Extracted material:
+ + + + +
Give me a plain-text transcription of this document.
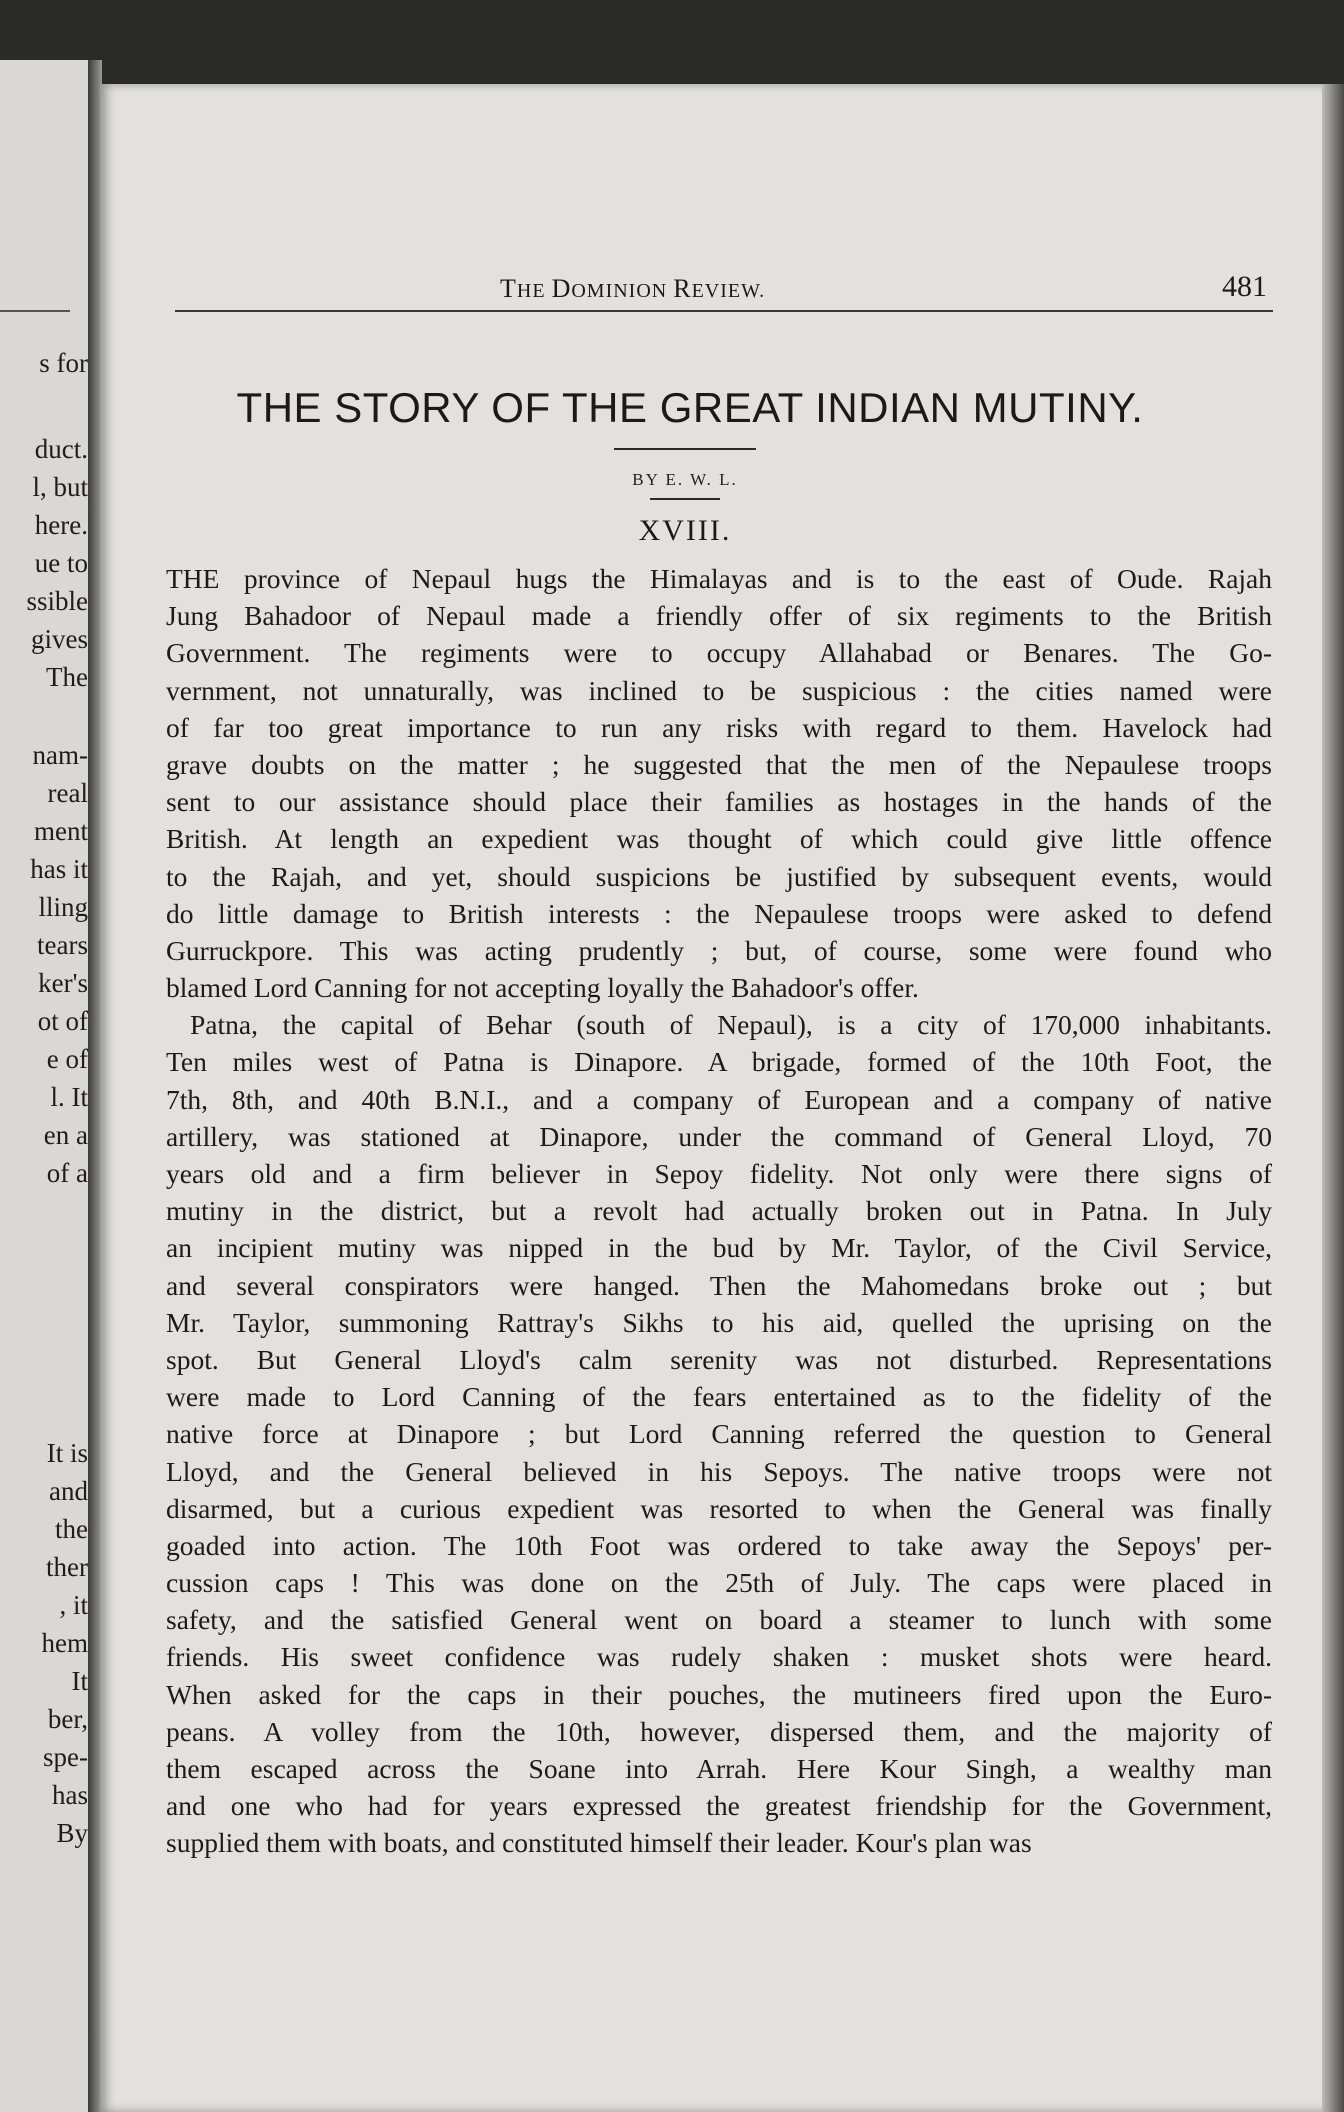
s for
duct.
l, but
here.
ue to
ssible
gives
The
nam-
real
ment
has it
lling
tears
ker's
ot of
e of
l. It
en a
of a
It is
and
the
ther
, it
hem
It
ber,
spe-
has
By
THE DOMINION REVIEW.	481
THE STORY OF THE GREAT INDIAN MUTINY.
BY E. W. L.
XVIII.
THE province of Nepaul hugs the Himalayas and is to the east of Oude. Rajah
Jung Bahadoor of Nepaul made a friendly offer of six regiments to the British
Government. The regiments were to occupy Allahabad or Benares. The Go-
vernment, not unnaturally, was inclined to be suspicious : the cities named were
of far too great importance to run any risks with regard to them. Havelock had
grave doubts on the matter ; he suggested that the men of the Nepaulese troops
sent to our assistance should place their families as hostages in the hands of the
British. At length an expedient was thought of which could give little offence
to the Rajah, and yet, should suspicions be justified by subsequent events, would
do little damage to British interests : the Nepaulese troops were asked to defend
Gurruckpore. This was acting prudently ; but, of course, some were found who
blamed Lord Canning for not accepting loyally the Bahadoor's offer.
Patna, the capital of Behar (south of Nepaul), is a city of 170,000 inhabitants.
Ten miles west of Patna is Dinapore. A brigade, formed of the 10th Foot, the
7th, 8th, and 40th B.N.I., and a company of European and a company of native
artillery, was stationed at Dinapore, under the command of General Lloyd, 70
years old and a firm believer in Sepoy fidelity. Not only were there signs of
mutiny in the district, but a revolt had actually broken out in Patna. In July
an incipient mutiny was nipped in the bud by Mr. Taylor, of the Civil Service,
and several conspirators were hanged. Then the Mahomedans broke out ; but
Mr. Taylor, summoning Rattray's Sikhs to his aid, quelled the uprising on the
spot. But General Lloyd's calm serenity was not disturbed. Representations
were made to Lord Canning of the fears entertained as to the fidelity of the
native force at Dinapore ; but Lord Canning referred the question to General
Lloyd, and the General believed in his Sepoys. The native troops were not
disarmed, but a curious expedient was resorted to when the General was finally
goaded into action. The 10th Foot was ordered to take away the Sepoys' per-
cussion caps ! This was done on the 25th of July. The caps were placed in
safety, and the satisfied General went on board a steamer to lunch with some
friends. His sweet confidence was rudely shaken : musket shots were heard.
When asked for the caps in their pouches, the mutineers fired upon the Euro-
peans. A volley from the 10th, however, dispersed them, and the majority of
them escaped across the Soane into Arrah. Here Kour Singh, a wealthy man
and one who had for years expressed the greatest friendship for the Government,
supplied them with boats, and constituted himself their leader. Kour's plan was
+ + + + +
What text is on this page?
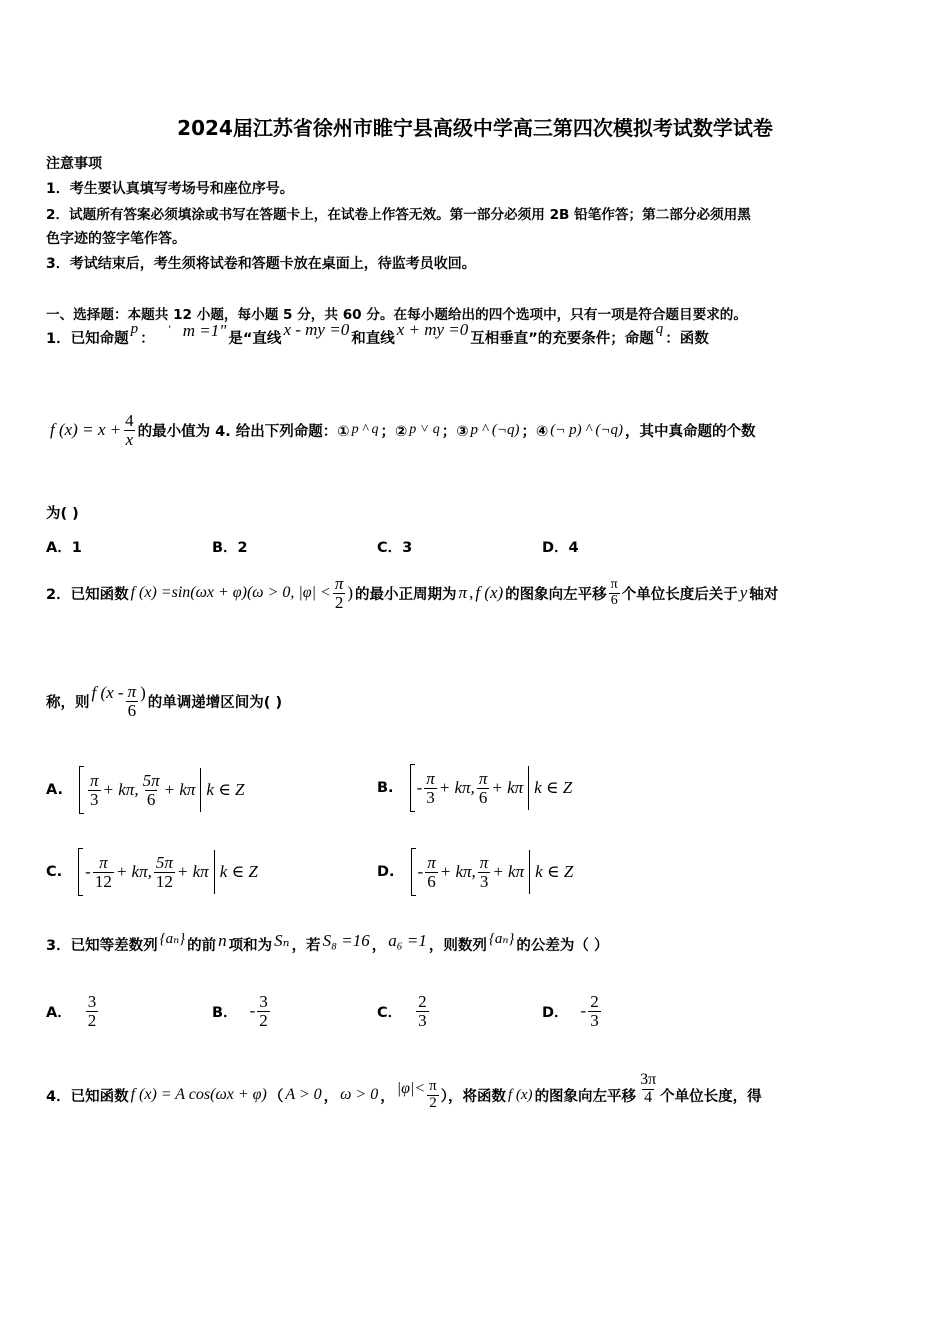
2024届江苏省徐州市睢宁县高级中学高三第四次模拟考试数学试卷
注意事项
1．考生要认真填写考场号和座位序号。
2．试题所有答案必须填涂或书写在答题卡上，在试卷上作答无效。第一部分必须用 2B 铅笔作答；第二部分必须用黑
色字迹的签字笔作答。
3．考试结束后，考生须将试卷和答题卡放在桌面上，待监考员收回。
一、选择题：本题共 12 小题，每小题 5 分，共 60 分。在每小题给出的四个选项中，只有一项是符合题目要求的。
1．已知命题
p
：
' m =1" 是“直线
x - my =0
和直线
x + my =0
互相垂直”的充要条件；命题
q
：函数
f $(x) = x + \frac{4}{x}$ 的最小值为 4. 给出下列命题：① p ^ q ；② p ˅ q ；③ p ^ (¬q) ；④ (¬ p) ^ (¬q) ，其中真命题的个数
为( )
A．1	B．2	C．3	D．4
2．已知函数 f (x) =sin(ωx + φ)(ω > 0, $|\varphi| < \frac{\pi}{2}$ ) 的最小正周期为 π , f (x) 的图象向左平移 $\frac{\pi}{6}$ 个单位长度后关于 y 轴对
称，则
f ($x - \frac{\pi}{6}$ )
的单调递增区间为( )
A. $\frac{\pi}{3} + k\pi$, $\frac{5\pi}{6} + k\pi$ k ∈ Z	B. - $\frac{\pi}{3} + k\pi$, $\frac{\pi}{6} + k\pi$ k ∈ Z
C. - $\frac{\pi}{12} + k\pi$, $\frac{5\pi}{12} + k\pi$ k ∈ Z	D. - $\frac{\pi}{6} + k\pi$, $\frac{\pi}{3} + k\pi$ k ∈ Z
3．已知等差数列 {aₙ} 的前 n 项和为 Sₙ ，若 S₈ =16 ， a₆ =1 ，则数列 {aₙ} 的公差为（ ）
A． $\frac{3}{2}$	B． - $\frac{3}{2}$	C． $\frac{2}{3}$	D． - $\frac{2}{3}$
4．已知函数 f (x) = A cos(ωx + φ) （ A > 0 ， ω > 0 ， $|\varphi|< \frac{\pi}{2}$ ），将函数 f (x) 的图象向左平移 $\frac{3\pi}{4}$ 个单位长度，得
+ + + + +
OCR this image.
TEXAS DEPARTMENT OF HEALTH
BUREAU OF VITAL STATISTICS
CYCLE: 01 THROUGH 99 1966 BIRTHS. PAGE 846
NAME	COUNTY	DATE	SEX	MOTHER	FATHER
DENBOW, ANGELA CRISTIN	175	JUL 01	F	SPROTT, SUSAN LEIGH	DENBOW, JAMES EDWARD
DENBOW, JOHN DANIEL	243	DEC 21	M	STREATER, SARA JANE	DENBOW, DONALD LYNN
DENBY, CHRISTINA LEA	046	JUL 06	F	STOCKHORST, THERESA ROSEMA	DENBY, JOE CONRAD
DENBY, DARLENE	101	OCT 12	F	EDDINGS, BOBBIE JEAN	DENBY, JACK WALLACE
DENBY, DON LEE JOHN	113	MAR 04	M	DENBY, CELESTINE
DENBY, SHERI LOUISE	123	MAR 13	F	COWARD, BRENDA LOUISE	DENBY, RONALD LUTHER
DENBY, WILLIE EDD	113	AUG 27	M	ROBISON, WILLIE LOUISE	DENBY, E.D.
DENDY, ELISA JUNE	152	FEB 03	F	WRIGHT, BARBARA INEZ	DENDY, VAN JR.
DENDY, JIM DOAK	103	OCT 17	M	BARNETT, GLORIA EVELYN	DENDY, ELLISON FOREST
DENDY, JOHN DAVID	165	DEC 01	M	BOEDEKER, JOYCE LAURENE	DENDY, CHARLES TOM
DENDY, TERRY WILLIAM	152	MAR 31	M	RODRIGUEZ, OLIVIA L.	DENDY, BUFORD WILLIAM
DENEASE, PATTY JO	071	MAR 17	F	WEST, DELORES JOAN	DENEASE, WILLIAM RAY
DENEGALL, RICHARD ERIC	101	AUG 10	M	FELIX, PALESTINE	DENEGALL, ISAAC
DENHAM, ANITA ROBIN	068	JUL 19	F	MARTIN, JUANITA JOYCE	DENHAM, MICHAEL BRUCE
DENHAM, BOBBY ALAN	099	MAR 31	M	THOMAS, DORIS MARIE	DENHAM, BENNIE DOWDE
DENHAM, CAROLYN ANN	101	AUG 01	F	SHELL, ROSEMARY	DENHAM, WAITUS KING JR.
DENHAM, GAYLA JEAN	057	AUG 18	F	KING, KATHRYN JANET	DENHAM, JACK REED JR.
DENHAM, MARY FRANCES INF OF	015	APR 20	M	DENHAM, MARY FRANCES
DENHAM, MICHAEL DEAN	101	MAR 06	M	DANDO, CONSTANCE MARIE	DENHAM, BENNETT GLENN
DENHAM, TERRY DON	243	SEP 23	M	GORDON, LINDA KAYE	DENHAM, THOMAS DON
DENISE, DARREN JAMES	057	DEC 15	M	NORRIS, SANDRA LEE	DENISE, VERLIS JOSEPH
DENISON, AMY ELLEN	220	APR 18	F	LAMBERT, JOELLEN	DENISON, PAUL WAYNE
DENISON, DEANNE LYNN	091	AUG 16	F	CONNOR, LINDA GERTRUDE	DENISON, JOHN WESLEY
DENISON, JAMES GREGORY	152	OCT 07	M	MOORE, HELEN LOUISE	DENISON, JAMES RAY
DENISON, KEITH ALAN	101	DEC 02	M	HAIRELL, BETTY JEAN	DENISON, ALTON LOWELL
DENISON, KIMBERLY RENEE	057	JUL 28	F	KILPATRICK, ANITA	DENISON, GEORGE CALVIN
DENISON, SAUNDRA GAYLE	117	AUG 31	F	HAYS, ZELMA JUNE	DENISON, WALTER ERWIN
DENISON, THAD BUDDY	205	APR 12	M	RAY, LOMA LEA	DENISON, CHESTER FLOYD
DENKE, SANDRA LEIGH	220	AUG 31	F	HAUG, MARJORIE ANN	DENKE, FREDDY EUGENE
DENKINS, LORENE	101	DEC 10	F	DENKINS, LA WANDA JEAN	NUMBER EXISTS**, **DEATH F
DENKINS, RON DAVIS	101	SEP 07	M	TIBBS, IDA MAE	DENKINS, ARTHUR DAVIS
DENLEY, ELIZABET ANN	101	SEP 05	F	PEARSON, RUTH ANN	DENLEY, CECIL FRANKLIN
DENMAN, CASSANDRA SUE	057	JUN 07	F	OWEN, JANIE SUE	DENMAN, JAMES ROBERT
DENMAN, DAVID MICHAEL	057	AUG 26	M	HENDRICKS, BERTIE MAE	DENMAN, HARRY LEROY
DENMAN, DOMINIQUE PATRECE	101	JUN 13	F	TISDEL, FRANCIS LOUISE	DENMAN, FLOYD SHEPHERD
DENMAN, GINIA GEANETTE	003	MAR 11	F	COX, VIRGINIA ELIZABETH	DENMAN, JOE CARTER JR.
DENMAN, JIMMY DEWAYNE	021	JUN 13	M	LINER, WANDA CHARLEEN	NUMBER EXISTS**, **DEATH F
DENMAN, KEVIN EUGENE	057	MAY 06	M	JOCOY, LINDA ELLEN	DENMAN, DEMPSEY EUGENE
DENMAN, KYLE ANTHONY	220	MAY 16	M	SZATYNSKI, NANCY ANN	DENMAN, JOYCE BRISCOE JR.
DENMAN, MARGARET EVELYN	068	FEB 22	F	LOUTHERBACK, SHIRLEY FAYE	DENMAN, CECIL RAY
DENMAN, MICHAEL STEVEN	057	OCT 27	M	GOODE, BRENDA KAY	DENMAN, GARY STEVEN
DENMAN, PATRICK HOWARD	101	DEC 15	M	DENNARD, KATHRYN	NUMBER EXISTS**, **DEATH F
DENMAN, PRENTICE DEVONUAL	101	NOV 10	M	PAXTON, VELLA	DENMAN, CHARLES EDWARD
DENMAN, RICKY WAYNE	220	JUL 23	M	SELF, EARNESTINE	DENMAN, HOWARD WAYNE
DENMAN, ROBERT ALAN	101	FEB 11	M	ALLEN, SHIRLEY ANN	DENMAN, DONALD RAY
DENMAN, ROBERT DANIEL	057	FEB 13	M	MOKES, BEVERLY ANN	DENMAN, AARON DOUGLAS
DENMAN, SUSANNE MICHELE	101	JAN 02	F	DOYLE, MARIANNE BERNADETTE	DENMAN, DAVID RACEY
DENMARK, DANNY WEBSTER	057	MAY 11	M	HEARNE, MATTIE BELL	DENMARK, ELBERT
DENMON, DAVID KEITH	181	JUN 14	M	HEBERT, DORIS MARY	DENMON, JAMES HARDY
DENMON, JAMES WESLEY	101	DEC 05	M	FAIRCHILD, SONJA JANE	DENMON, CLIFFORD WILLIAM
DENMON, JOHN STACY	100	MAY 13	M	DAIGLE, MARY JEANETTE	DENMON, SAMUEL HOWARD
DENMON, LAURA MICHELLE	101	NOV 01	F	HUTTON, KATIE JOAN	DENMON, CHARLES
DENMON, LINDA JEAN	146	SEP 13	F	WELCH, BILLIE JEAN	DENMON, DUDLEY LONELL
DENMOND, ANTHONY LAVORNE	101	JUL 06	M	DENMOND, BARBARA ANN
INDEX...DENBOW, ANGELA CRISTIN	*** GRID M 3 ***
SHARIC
+ + + + +
Set problem: Find the word "JOHN" in the records and pull out each line that has it.

Expected output:
DENBOW, JOHN DANIEL	243	DEC 21	M	STREATER, SARA JANE	DENBOW, DONALD LYNN
DENBY, DON LEE JOHN	113	MAR 04	M	DENBY, CELESTINE
DENDY, JOHN DAVID	165	DEC 01	M	BOEDEKER, JOYCE LAURENE	DENDY, CHARLES TOM
DENISON, DEANNE LYNN	091	AUG 16	F	CONNOR, LINDA GERTRUDE	DENISON, JOHN WESLEY
DENMON, JOHN STACY	100	MAY 13	M	DAIGLE, MARY JEANETTE	DENMON, SAMUEL HOWARD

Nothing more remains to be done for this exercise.